§ **YOUR GOAL**: Of all the lines in these entries, how many contain the string "lang"? Give only that count.

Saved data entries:
******
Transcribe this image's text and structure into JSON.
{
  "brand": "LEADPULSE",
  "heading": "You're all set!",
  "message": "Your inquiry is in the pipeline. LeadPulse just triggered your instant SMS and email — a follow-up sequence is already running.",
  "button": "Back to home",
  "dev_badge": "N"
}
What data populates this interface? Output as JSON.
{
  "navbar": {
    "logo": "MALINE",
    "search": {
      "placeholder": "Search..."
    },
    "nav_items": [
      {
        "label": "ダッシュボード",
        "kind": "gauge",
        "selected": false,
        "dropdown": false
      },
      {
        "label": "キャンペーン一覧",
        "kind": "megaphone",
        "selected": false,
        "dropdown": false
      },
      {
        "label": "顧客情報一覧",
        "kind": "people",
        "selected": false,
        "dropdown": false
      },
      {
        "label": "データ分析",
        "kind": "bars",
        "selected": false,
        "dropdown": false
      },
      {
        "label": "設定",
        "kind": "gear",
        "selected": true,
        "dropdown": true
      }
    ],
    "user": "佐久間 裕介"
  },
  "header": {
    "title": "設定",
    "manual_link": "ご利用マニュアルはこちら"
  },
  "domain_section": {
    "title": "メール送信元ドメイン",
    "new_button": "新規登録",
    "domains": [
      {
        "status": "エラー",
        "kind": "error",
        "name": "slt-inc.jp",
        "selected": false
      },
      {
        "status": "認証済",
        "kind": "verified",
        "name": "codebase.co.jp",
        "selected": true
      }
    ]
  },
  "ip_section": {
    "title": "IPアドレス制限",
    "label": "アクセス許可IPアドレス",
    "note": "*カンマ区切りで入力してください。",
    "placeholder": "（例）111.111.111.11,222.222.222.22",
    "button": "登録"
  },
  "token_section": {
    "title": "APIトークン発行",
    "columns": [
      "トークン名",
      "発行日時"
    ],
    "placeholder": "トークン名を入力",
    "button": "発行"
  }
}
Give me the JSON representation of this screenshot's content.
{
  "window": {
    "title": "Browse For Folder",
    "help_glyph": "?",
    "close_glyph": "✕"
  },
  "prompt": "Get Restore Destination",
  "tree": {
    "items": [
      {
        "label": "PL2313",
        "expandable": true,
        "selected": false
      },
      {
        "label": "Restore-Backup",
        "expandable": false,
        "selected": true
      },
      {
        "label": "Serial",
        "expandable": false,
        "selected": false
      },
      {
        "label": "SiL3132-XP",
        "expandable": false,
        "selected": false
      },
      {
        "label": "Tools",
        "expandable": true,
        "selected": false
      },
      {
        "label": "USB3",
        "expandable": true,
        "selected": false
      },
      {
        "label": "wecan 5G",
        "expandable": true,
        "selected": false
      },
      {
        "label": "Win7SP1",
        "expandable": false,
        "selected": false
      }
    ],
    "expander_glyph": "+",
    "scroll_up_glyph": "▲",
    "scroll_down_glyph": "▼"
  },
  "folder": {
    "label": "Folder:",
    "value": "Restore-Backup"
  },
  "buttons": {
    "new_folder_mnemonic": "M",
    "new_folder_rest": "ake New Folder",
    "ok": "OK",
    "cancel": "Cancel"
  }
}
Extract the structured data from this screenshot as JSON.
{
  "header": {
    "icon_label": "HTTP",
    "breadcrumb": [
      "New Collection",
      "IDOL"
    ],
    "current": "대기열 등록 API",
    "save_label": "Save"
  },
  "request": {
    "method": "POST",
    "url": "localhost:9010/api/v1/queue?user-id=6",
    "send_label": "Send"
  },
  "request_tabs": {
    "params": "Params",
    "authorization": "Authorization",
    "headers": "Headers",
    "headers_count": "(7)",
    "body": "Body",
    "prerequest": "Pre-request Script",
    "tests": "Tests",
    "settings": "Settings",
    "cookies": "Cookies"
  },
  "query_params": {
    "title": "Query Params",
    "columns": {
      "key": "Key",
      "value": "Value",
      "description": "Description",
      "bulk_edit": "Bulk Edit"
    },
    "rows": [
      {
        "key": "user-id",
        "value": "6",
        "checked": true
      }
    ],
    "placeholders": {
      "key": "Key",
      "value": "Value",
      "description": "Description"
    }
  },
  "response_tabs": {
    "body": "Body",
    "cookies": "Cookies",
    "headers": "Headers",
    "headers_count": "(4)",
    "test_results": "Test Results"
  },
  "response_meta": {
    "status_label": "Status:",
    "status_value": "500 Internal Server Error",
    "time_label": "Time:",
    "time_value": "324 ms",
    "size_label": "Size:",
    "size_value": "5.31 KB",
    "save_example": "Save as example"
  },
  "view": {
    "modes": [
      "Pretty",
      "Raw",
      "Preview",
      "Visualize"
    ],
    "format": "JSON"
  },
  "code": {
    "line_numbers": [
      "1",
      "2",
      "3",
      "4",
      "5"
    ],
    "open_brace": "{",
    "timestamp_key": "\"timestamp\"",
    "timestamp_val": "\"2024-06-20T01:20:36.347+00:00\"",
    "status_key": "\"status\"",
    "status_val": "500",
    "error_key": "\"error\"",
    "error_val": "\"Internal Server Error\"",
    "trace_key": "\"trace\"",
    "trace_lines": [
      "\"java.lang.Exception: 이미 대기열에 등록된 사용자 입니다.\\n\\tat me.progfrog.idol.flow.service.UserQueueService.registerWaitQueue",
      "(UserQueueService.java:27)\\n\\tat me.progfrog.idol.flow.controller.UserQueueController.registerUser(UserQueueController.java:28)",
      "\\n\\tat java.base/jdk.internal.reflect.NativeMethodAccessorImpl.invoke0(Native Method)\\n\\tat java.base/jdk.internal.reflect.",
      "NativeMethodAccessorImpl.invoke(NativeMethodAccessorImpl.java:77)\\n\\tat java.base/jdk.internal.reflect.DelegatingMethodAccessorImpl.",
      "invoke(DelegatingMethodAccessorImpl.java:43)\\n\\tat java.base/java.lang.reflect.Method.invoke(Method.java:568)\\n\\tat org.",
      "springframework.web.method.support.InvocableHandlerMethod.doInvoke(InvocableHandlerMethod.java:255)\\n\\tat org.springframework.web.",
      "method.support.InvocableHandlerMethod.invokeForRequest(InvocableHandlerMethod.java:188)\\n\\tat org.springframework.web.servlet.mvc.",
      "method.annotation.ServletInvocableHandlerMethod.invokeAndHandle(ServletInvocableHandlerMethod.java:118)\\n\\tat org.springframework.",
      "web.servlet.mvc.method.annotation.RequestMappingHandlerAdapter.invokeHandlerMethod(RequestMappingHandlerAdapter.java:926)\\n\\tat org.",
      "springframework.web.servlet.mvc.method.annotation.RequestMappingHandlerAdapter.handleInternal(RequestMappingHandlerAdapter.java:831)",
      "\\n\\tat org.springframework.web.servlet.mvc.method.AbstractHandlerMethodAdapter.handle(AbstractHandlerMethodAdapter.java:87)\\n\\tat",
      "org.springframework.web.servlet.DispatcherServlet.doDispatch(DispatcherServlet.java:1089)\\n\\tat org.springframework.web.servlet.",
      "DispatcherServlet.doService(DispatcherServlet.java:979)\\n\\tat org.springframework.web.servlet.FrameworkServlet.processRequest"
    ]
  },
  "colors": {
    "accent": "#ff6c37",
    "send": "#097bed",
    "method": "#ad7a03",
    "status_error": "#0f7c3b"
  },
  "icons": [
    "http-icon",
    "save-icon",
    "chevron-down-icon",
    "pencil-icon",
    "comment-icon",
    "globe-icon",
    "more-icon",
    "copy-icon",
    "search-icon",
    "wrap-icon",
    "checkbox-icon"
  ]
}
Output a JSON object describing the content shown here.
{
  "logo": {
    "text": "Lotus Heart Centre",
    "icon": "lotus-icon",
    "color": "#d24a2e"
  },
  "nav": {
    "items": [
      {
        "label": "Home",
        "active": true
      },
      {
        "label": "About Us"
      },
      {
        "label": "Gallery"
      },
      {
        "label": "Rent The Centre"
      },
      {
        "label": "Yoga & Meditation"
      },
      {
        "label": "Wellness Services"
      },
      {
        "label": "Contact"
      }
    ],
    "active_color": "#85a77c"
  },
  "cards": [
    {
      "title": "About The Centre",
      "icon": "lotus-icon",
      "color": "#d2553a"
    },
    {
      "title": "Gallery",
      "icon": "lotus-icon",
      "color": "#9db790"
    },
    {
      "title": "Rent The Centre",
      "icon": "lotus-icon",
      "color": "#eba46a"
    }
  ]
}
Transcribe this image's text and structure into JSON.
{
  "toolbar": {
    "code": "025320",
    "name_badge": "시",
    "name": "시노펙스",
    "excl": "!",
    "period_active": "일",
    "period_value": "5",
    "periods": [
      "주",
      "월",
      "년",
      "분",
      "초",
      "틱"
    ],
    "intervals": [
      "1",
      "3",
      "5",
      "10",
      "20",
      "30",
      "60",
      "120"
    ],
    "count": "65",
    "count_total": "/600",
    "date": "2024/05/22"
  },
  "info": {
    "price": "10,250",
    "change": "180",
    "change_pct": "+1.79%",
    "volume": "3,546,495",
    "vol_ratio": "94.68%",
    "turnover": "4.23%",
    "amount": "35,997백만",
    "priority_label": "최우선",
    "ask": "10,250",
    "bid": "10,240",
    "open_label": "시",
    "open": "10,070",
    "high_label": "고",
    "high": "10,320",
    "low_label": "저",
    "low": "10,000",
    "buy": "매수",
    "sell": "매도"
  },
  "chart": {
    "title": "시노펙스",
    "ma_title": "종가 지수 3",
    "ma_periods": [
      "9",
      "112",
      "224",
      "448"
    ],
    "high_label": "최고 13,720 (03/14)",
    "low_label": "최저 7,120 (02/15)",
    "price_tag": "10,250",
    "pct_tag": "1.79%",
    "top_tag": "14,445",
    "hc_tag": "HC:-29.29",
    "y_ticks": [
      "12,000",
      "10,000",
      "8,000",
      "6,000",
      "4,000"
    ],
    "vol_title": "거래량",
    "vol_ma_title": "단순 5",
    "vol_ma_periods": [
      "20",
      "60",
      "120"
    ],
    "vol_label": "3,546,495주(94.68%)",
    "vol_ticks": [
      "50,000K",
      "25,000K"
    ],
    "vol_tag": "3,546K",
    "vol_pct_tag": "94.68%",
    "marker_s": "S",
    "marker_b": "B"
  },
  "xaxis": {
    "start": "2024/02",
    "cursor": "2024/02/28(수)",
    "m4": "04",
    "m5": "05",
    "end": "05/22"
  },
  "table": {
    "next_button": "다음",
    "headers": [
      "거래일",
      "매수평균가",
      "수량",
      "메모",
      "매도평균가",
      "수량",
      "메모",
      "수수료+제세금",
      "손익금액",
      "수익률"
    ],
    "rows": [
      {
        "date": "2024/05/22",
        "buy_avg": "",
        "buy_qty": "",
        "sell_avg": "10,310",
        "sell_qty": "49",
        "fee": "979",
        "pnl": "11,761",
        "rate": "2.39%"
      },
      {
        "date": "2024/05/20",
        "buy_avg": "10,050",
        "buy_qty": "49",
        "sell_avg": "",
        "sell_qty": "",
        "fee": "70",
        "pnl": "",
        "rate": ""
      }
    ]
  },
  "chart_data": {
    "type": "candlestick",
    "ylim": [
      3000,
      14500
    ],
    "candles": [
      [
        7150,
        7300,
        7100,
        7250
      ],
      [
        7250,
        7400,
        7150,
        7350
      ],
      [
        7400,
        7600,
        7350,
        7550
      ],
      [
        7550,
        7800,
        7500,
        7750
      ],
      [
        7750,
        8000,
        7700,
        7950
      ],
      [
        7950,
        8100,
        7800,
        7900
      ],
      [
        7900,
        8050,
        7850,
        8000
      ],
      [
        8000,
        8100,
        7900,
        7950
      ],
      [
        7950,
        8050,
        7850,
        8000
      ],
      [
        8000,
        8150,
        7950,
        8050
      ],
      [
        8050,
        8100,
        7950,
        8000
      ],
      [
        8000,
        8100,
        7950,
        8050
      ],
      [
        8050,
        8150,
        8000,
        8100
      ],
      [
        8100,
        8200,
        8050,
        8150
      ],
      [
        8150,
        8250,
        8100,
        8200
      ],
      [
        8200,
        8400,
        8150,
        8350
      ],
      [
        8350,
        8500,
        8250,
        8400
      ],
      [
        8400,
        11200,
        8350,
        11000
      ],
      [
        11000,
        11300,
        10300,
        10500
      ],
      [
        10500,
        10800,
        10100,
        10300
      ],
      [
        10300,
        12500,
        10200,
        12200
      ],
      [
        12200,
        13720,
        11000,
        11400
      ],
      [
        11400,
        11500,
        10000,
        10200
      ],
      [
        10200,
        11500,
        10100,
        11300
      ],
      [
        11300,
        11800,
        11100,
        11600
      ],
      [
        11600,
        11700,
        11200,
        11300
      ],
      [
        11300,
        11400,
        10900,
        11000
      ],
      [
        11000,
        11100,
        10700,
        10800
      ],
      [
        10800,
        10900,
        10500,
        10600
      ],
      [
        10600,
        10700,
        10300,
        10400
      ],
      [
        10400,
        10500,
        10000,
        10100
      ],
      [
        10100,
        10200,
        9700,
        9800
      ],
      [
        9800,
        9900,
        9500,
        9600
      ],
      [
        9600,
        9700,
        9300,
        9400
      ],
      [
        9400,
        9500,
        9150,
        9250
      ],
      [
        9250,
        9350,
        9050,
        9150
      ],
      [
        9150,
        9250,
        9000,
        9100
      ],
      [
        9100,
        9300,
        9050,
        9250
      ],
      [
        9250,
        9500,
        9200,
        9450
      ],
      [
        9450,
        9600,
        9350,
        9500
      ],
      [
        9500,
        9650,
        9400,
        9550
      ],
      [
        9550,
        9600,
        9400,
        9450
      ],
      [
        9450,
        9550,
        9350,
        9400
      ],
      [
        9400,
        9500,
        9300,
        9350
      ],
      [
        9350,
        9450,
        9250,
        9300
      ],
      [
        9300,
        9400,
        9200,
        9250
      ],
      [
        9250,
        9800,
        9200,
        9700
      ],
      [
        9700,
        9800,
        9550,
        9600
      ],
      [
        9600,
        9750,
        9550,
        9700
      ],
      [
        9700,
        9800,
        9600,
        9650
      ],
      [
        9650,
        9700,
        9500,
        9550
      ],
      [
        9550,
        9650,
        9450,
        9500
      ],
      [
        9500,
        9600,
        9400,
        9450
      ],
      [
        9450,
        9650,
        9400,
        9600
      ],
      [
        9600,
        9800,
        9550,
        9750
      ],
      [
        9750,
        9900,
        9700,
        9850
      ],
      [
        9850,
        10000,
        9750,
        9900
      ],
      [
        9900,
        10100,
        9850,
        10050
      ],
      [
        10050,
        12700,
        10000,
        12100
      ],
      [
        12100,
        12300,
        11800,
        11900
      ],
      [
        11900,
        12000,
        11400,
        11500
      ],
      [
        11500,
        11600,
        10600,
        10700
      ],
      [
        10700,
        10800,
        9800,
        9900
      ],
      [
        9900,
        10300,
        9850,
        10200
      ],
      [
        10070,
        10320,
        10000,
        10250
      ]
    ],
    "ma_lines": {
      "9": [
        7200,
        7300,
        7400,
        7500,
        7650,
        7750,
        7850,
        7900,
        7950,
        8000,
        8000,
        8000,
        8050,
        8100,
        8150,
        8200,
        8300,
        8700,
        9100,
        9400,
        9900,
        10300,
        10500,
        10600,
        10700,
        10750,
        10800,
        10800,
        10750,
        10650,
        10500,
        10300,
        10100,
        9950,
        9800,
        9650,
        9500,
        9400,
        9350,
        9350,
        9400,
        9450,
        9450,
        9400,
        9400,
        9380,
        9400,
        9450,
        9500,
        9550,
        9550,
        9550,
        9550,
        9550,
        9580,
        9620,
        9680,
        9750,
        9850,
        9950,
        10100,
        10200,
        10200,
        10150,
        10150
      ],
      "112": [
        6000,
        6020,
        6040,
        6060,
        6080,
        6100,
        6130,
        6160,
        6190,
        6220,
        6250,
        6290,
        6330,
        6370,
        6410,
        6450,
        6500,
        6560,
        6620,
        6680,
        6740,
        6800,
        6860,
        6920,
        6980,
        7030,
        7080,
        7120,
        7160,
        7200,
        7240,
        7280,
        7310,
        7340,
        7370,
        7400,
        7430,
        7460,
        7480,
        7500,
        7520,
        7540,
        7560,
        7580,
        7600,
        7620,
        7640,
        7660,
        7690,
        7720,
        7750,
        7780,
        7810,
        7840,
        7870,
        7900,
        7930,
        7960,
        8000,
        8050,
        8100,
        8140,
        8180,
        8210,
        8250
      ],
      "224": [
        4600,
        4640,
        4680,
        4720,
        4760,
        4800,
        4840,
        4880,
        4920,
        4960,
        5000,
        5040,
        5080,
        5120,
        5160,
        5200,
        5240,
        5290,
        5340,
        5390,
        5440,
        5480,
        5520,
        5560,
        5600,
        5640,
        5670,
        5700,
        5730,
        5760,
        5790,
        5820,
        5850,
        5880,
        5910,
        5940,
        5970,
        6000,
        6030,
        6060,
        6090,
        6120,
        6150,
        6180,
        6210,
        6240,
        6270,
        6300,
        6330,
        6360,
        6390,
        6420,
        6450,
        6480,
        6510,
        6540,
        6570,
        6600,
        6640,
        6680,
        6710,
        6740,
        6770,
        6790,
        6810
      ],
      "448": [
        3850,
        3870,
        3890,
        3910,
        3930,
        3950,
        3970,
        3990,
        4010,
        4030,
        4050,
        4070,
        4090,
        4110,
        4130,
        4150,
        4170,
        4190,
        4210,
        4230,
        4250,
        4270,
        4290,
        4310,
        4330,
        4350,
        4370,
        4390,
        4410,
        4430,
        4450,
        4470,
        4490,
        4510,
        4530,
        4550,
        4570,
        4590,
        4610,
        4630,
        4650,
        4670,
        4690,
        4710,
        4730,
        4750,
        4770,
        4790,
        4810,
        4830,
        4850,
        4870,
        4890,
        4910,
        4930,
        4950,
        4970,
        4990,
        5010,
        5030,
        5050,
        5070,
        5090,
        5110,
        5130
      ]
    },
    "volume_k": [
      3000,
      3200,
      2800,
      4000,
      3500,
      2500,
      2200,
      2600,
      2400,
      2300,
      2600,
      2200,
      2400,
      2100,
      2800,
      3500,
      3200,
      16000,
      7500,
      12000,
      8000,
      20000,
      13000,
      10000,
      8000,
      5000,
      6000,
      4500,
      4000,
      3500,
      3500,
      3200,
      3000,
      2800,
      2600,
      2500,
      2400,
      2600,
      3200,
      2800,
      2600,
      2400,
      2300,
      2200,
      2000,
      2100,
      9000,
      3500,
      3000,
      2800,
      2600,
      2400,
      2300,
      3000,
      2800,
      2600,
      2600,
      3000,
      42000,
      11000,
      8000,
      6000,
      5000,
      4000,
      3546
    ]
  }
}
******
§ **FULL SOLUTION**: 2